──────── Provided records ────────

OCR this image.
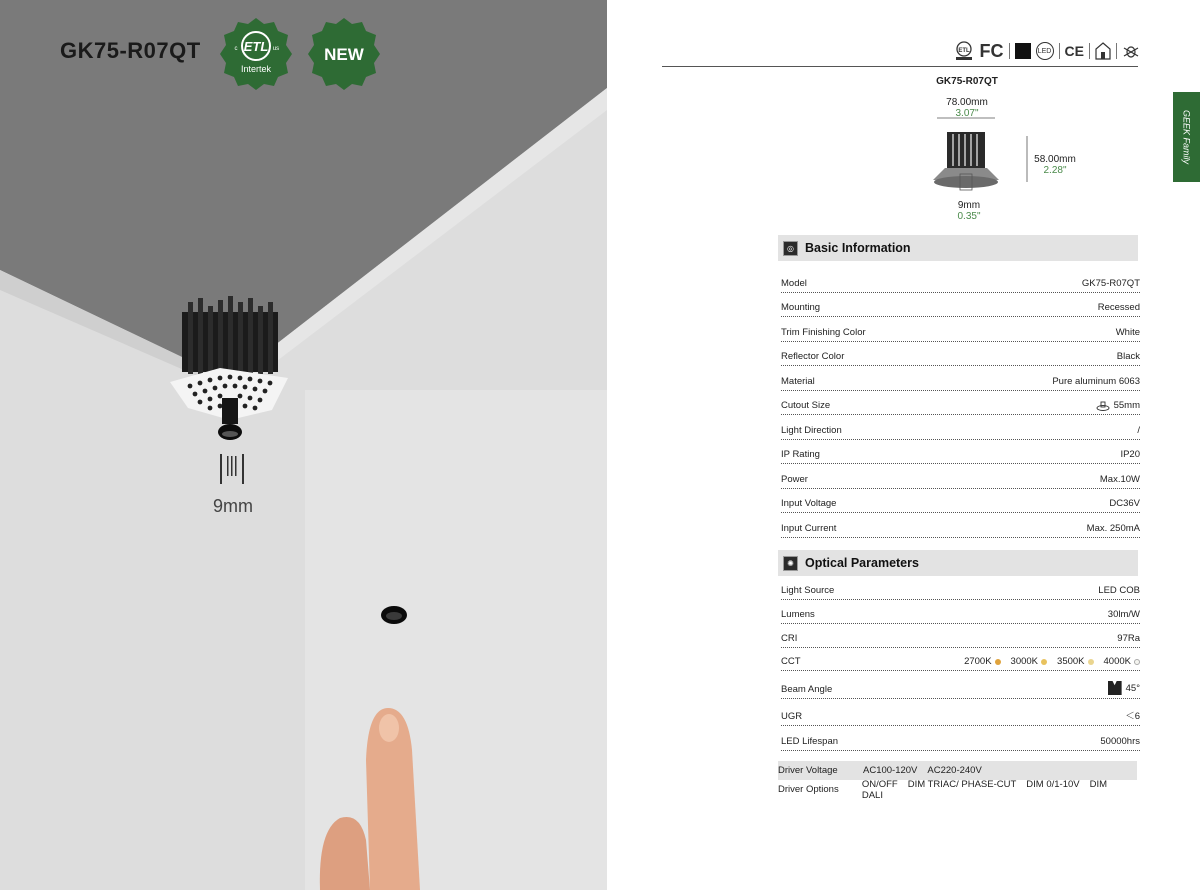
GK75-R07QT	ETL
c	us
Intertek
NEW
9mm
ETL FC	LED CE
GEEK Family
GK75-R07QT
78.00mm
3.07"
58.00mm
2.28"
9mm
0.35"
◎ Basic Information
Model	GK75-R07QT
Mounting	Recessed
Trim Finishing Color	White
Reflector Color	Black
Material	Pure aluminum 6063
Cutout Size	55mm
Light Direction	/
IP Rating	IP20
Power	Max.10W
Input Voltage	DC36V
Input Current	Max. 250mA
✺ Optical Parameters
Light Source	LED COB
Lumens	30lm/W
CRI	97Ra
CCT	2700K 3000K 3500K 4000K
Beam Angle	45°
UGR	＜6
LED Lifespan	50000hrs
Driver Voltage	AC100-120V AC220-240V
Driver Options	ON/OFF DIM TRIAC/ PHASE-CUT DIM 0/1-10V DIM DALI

────────
──────── Provided records ────────

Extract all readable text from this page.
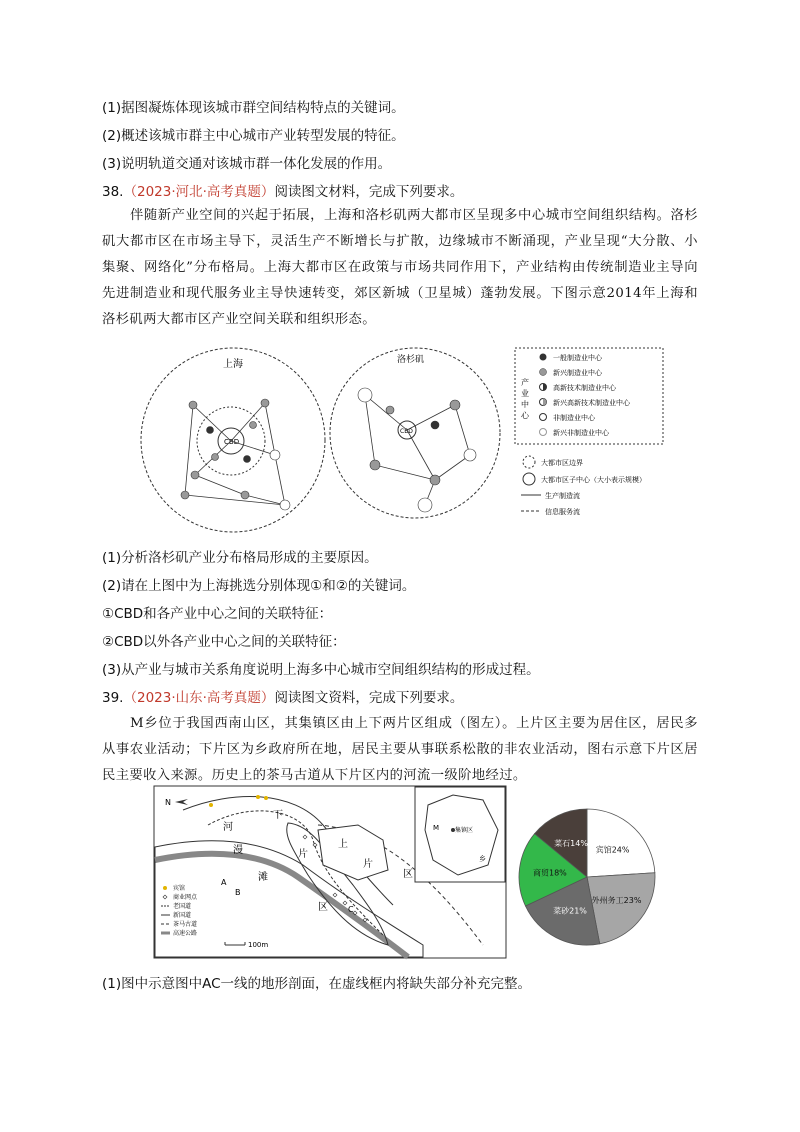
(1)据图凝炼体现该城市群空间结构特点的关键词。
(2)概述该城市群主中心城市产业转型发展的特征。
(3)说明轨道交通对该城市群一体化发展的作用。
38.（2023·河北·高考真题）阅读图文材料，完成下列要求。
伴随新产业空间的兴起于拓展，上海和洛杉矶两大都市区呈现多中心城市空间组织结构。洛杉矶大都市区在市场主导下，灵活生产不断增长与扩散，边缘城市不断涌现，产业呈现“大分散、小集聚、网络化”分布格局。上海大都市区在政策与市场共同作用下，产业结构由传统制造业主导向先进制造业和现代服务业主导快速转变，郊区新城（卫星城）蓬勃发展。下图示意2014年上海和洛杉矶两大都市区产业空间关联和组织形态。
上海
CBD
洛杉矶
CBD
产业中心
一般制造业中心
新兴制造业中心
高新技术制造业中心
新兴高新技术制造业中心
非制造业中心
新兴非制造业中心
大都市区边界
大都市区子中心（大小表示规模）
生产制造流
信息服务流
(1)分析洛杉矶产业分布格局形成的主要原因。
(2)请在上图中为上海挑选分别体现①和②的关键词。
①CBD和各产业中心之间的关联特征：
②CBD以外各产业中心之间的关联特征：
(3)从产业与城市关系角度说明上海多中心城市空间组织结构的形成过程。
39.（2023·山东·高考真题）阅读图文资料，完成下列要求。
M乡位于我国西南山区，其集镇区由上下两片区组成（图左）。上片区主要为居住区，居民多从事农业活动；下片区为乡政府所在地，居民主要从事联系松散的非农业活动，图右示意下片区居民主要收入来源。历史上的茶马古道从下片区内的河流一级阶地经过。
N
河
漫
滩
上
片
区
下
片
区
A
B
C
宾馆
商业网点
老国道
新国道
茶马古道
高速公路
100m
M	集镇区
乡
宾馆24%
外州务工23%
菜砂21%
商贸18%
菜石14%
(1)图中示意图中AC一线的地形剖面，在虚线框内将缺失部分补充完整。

────────

What is needed
Identify the lines of the entries containing the string "高考真题". Copy each such line.

Solution to this task
38.（2023·河北·高考真题）阅读图文材料，完成下列要求。
39.（2023·山东·高考真题）阅读图文资料，完成下列要求。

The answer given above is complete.